Pull every "JSON" line out of the data below.

Records from a collection of figures:

· · · · ·

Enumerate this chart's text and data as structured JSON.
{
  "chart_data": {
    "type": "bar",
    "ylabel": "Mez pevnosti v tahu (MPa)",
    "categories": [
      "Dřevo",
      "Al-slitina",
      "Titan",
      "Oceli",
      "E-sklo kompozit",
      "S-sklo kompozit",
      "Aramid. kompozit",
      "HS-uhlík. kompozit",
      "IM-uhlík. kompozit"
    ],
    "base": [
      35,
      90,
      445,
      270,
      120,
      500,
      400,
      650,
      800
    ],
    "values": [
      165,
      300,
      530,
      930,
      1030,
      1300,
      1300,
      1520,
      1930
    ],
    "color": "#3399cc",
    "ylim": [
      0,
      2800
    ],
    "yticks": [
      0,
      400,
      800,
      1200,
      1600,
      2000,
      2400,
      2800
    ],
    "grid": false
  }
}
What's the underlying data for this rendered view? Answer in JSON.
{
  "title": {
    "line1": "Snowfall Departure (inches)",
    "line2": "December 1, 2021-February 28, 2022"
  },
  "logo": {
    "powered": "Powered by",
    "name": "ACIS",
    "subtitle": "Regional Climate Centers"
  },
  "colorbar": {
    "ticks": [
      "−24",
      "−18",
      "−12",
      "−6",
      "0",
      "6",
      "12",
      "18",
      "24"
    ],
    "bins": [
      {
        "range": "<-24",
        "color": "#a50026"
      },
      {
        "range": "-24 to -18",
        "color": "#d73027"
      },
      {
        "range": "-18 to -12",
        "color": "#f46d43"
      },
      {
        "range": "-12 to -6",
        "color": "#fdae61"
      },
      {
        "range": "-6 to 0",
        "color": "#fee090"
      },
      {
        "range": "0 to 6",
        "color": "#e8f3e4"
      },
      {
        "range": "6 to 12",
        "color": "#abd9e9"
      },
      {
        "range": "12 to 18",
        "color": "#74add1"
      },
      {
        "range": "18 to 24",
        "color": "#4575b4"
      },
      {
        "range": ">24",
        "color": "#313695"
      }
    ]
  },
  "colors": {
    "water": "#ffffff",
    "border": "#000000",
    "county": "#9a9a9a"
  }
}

· · · · ·

RESULT OF THIS EXERCISE:
Enumerate this chart's text and data as structured JSON.
What's the underlying data for this rendered view? Answer in JSON.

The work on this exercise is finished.